> [Your goal] The exercise asks you to copy every line below in which "неизолированный" appears.

> [Recorded information]
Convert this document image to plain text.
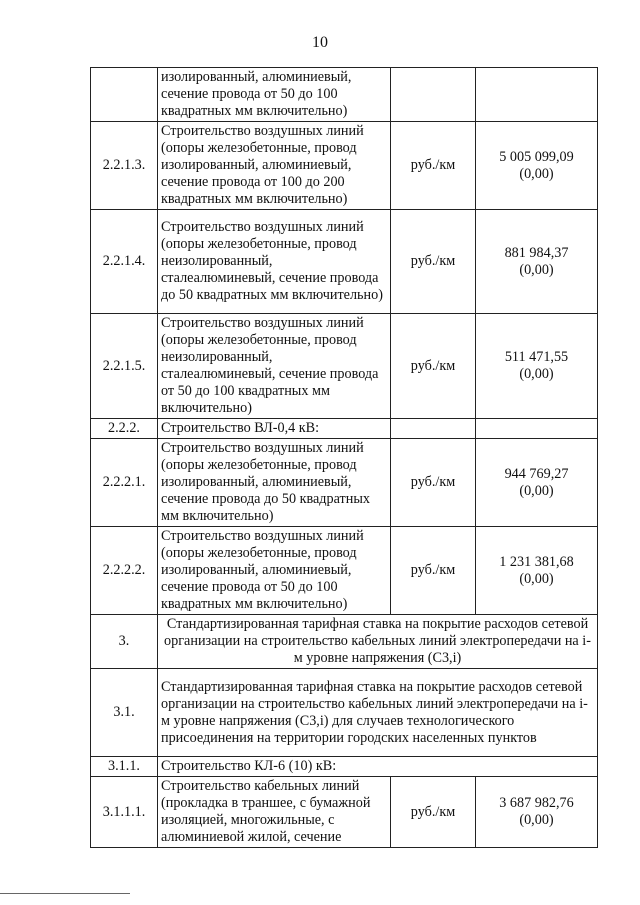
10
	изолированный, алюминиевый, сечение провода от 50 до 100 квадратных мм включительно)		

2.2.1.3.	Строительство воздушных линий (опоры железобетонные, провод изолированный, алюминиевый, сечение провода от 100 до 200 квадратных мм включительно)	руб./км	5 005 099,09
(0,00)

2.2.1.4.	Строительство воздушных линий (опоры железобетонные, провод неизолированный, сталеалюминевый, сечение провода до 50 квадратных мм включительно)	руб./км	881 984,37
(0,00)

2.2.1.5.	Строительство воздушных линий (опоры железобетонные, провод неизолированный, сталеалюминевый, сечение провода от 50 до 100 квадратных мм включительно)	руб./км	511 471,55
(0,00)

2.2.2.	Строительство ВЛ-0,4 кВ:		

2.2.2.1.	Строительство воздушных линий (опоры железобетонные, провод изолированный, алюминиевый, сечение провода до 50 квадратных мм включительно)	руб./км	944 769,27
(0,00)

2.2.2.2.	Строительство воздушных линий (опоры железобетонные, провод изолированный, алюминиевый, сечение провода от 50 до 100 квадратных мм включительно)	руб./км	1 231 381,68
(0,00)

3.	Стандартизированная тарифная ставка на покрытие расходов сетевой организации на строительство кабельных линий электропередачи на i-м уровне напряжения (С3,i)		
3.1.	Стандартизированная тарифная ставка на покрытие расходов сетевой организации на строительство кабельных линий электропередачи на i-м уровне напряжения (С3,i) для случаев технологического присоединения на территории городских населенных пунктов		
3.1.1.	Строительство КЛ-6 (10) кВ:		
3.1.1.1.	Строительство кабельных линий (прокладка в траншее, с бумажной изоляцией, многожильные, с алюминиевой жилой, сечение	руб./км	3 687 982,76
(0,00)
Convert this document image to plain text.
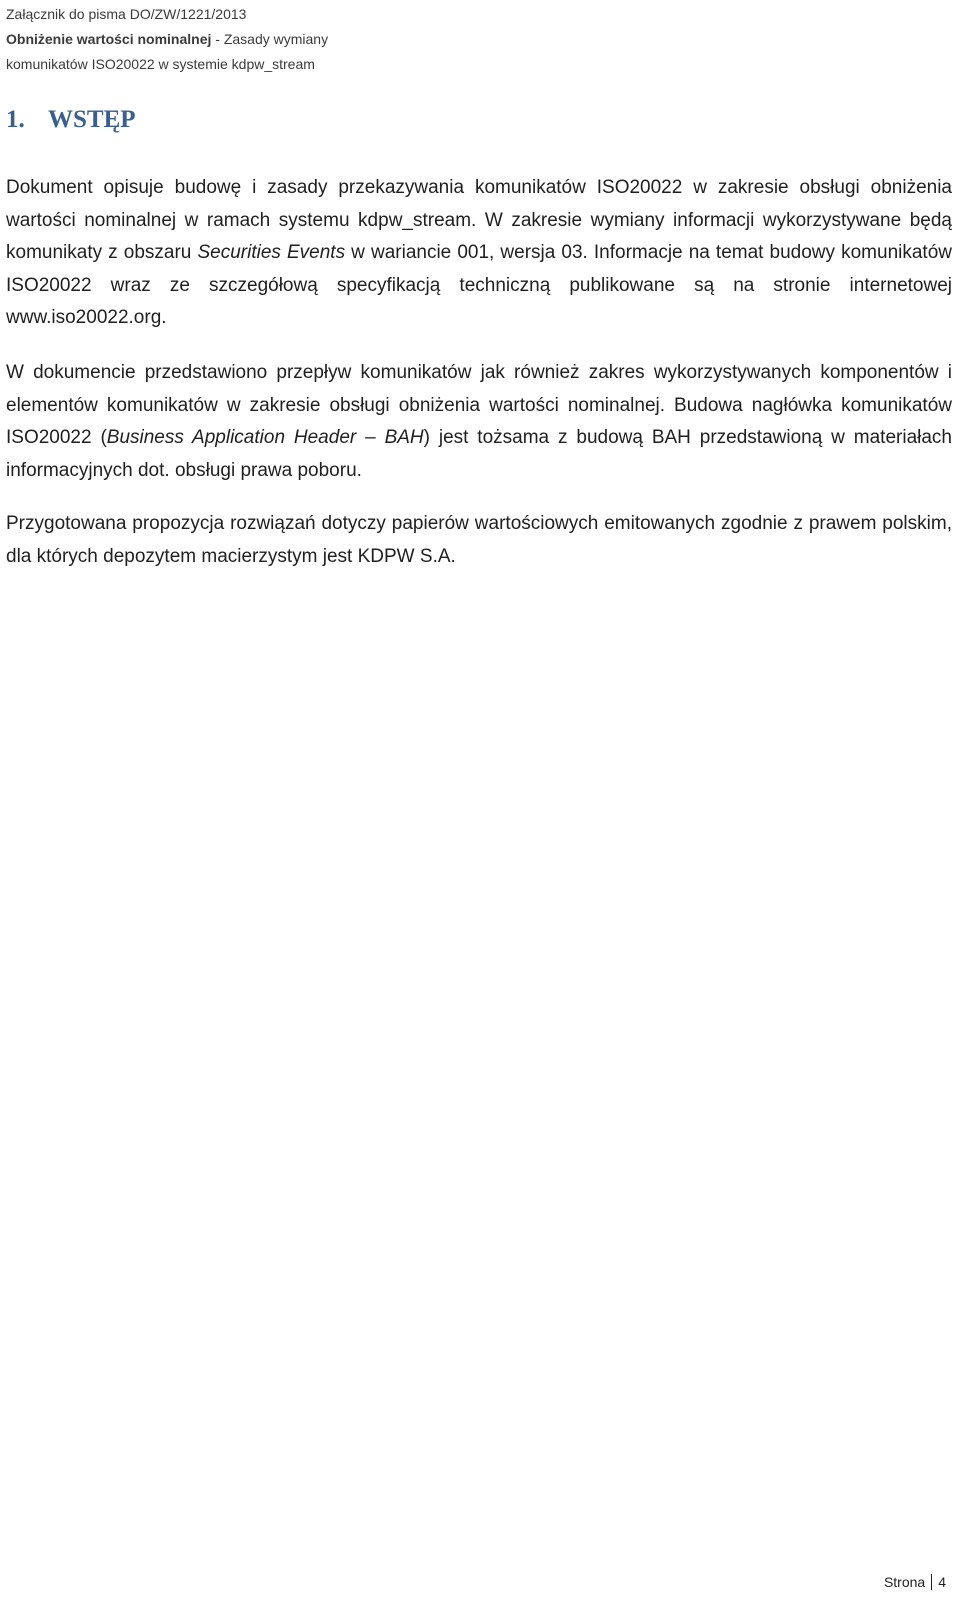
Załącznik do pisma DO/ZW/1221/2013
Obniżenie wartości nominalnej - Zasady wymiany
komunikatów ISO20022 w systemie kdpw_stream
1. WSTĘP

Dokument opisuje budowę i zasady przekazywania komunikatów ISO20022 w zakresie obsługi obniżenia wartości nominalnej w ramach systemu kdpw_stream. W zakresie wymiany informacji wykorzystywane będą komunikaty z obszaru Securities Events w wariancie 001, wersja 03. Informacje na temat budowy komunikatów ISO20022 wraz ze szczegółową specyfikacją techniczną publikowane są na stronie internetowej www.iso20022.org.

W dokumencie przedstawiono przepływ komunikatów jak również zakres wykorzystywanych komponentów i elementów komunikatów w zakresie obsługi obniżenia wartości nominalnej. Budowa nagłówka komunikatów ISO20022 (Business Application Header – BAH) jest tożsama z budową BAH przedstawioną w materiałach informacyjnych dot. obsługi prawa poboru.

Przygotowana propozycja rozwiązań dotyczy papierów wartościowych emitowanych zgodnie z prawem polskim, dla których depozytem macierzystym jest KDPW S.A.

Strona 4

> [Task output]
2.2.1.4.	Строительство воздушных линий (опоры железобетонные, провод неизолированный, сталеалюминевый, сечение провода до 50 квадратных мм включительно)	руб./км	881 984,37
2.2.1.5.	Строительство воздушных линий (опоры железобетонные, провод неизолированный, сталеалюминевый, сечение провода от 50 до 100 квадратных мм включительно)	руб./км	511 471,55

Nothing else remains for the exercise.